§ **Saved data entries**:
↓↓↓

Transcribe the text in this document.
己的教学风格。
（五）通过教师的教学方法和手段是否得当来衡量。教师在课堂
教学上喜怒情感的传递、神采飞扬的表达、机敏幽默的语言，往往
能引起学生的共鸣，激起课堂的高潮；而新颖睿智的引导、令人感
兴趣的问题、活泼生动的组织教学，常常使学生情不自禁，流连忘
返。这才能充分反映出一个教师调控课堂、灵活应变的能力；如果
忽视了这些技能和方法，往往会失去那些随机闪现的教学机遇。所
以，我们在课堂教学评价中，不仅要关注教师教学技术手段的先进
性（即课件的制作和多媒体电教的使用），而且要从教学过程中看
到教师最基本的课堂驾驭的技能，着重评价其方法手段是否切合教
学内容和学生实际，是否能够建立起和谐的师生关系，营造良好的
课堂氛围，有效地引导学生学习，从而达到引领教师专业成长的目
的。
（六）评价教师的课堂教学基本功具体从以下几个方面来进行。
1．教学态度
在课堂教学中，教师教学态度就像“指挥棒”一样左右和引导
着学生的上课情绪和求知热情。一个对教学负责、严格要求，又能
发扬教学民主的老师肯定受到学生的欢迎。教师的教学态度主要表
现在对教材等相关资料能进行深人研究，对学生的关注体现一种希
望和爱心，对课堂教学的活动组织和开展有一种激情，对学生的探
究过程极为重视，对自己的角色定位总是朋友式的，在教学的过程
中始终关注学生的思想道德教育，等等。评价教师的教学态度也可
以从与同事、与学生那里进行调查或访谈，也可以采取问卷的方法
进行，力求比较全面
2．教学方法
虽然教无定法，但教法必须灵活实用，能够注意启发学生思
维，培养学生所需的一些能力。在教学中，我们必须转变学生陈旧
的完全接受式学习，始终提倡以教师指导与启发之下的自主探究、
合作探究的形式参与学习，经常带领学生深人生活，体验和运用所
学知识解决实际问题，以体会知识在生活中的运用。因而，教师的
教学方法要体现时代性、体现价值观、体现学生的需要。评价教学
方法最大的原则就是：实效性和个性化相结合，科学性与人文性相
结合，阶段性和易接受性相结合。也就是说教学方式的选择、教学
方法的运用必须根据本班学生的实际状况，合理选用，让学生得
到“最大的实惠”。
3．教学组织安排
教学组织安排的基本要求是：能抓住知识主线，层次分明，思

↑↑↑

§ **Given exercise**: Print all the data exactly.

§ **Response**:
Transcribe the text in this document.
己的教学风格。
（五）通过教师的教学方法和手段是否得当来衡量。教师在课堂
教学上喜怒情感的传递、神采飞扬的表达、机敏幽默的语言，往往
能引起学生的共鸣，激起课堂的高潮；而新颖睿智的引导、令人感
兴趣的问题、活泼生动的组织教学，常常使学生情不自禁，流连忘
返。这才能充分反映出一个教师调控课堂、灵活应变的能力；如果
忽视了这些技能和方法，往往会失去那些随机闪现的教学机遇。所
以，我们在课堂教学评价中，不仅要关注教师教学技术手段的先进
性（即课件的制作和多媒体电教的使用），而且要从教学过程中看
到教师最基本的课堂驾驭的技能，着重评价其方法手段是否切合教
学内容和学生实际，是否能够建立起和谐的师生关系，营造良好的
课堂氛围，有效地引导学生学习，从而达到引领教师专业成长的目
的。
（六）评价教师的课堂教学基本功具体从以下几个方面来进行。
1．教学态度
在课堂教学中，教师教学态度就像“指挥棒”一样左右和引导
着学生的上课情绪和求知热情。一个对教学负责、严格要求，又能
发扬教学民主的老师肯定受到学生的欢迎。教师的教学态度主要表
现在对教材等相关资料能进行深人研究，对学生的关注体现一种希
望和爱心，对课堂教学的活动组织和开展有一种激情，对学生的探
究过程极为重视，对自己的角色定位总是朋友式的，在教学的过程
中始终关注学生的思想道德教育，等等。评价教师的教学态度也可
以从与同事、与学生那里进行调查或访谈，也可以采取问卷的方法
进行，力求比较全面
2．教学方法
虽然教无定法，但教法必须灵活实用，能够注意启发学生思
维，培养学生所需的一些能力。在教学中，我们必须转变学生陈旧
的完全接受式学习，始终提倡以教师指导与启发之下的自主探究、
合作探究的形式参与学习，经常带领学生深人生活，体验和运用所
学知识解决实际问题，以体会知识在生活中的运用。因而，教师的
教学方法要体现时代性、体现价值观、体现学生的需要。评价教学
方法最大的原则就是：实效性和个性化相结合，科学性与人文性相
结合，阶段性和易接受性相结合。也就是说教学方式的选择、教学
方法的运用必须根据本班学生的实际状况，合理选用，让学生得
到“最大的实惠”。
3．教学组织安排
教学组织安排的基本要求是：能抓住知识主线，层次分明，思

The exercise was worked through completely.